• [Aim of the task] Find every line of the listing below where "JSON" appears, and copy it.

• [Records that describe figures]
-- START --

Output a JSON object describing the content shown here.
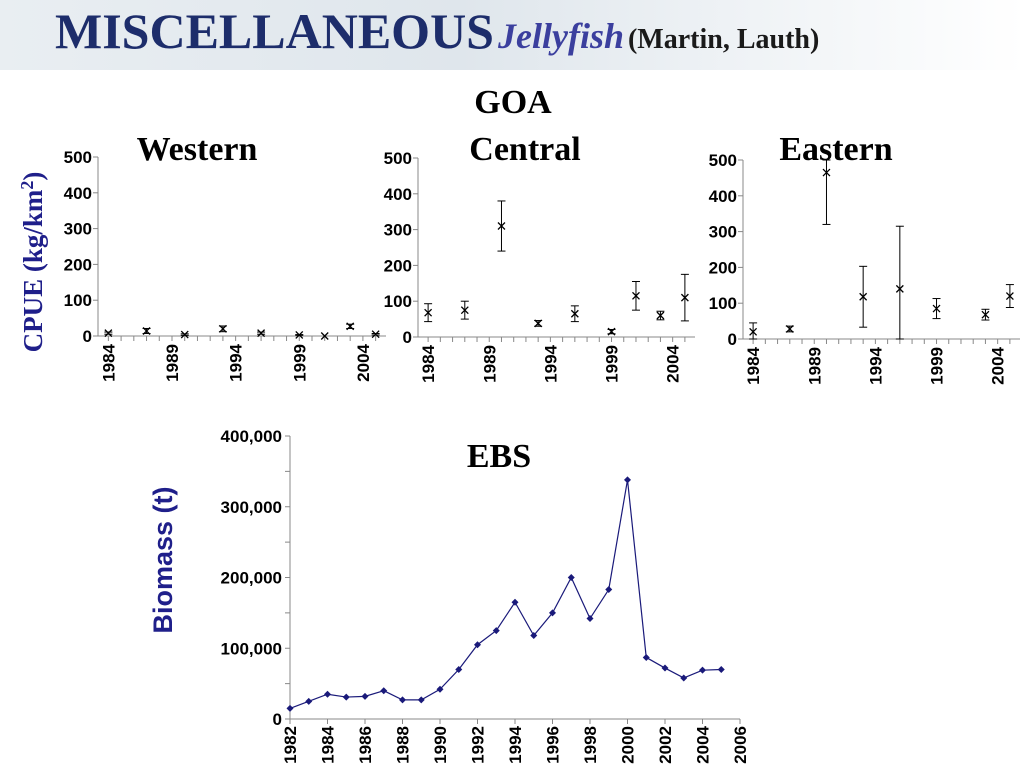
{
  "title": {
    "main": "MISCELLANEOUS",
    "sub": "Jellyfish",
    "authors": "(Martin, Lauth)"
  },
  "goa_label": "GOA",
  "goa_ylabel": "CPUE (kg/km",
  "goa_ylabel_sup": "2",
  "goa_ylabel_end": ")",
  "colors": {
    "title": "#1d2d6b",
    "ylabel": "#1f1f8a",
    "ebs_line": "#1a1a7a",
    "marker": "#000000"
  },
  "chart_data": [
    {
      "type": "scatter",
      "title": "Western",
      "region": "GOA",
      "ylim": [
        0,
        500
      ],
      "yticks": [
        "500",
        "400",
        "300",
        "200",
        "100",
        "0"
      ],
      "xticks": [
        "1984",
        "1989",
        "1994",
        "1999",
        "2004"
      ],
      "xlim": [
        1983.5,
        2005.5
      ],
      "series": [
        {
          "x": [
            1984,
            1987,
            1990,
            1993,
            1996,
            1999,
            2001,
            2003,
            2005
          ],
          "y": [
            8,
            14,
            4,
            20,
            8,
            3,
            0,
            27,
            5
          ],
          "err": [
            3,
            7,
            2,
            8,
            3,
            1,
            0,
            6,
            2
          ]
        }
      ]
    },
    {
      "type": "scatter",
      "title": "Central",
      "region": "GOA",
      "ylim": [
        0,
        500
      ],
      "yticks": [
        "500",
        "400",
        "300",
        "200",
        "100",
        "0"
      ],
      "xticks": [
        "1984",
        "1989",
        "1994",
        "1999",
        "2004"
      ],
      "xlim": [
        1983.5,
        2005.5
      ],
      "series": [
        {
          "x": [
            1984,
            1987,
            1990,
            1993,
            1996,
            1999,
            2001,
            2003,
            2005
          ],
          "y": [
            68,
            75,
            310,
            38,
            65,
            15,
            115,
            60,
            110
          ],
          "err": [
            25,
            25,
            70,
            8,
            22,
            6,
            40,
            12,
            65
          ]
        }
      ]
    },
    {
      "type": "scatter",
      "title": "Eastern",
      "region": "GOA",
      "ylim": [
        0,
        500
      ],
      "yticks": [
        "500",
        "400",
        "300",
        "200",
        "100",
        "0"
      ],
      "xticks": [
        "1984",
        "1989",
        "1994",
        "1999",
        "2004"
      ],
      "xlim": [
        1983.5,
        2005.5
      ],
      "series": [
        {
          "x": [
            1984,
            1987,
            1990,
            1993,
            1996,
            1999,
            2003,
            2005
          ],
          "y": [
            20,
            28,
            465,
            118,
            140,
            85,
            68,
            120
          ],
          "err": [
            25,
            8,
            145,
            85,
            175,
            28,
            15,
            32
          ]
        }
      ]
    },
    {
      "type": "line",
      "title": "EBS",
      "ylabel": "Biomass (t)",
      "ylim": [
        0,
        400000
      ],
      "yticks": [
        "400,000",
        "300,000",
        "200,000",
        "100,000",
        "0"
      ],
      "xlim": [
        1982,
        2006
      ],
      "xticks": [
        "1982",
        "1984",
        "1986",
        "1988",
        "1990",
        "1992",
        "1994",
        "1996",
        "1998",
        "2000",
        "2002",
        "2004",
        "2006"
      ],
      "x": [
        1982,
        1983,
        1984,
        1985,
        1986,
        1987,
        1988,
        1989,
        1990,
        1991,
        1992,
        1993,
        1994,
        1995,
        1996,
        1997,
        1998,
        1999,
        2000,
        2001,
        2002,
        2003,
        2004,
        2005
      ],
      "values": [
        15000,
        25000,
        35000,
        31000,
        32000,
        40000,
        27000,
        27000,
        42000,
        70000,
        105000,
        125000,
        165000,
        118000,
        150000,
        200000,
        142000,
        183000,
        338000,
        87000,
        72000,
        58000,
        69000,
        70000
      ]
    }
  ]
}
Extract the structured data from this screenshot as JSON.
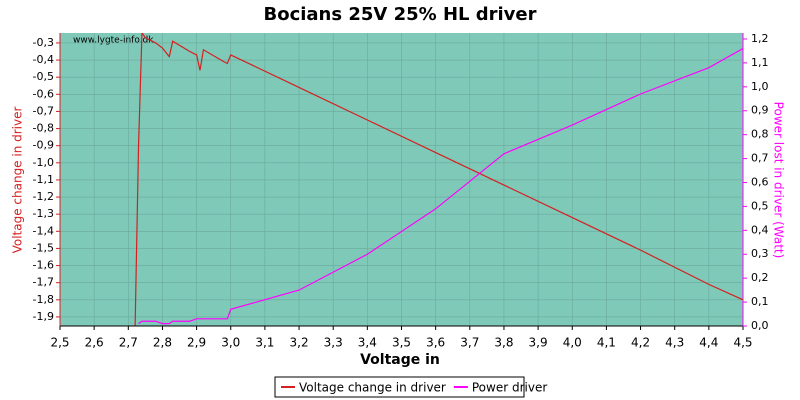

-- END --

• [Correct output]
Output a JSON object describing the content shown here.
Extract the structured data from this screenshot as JSON.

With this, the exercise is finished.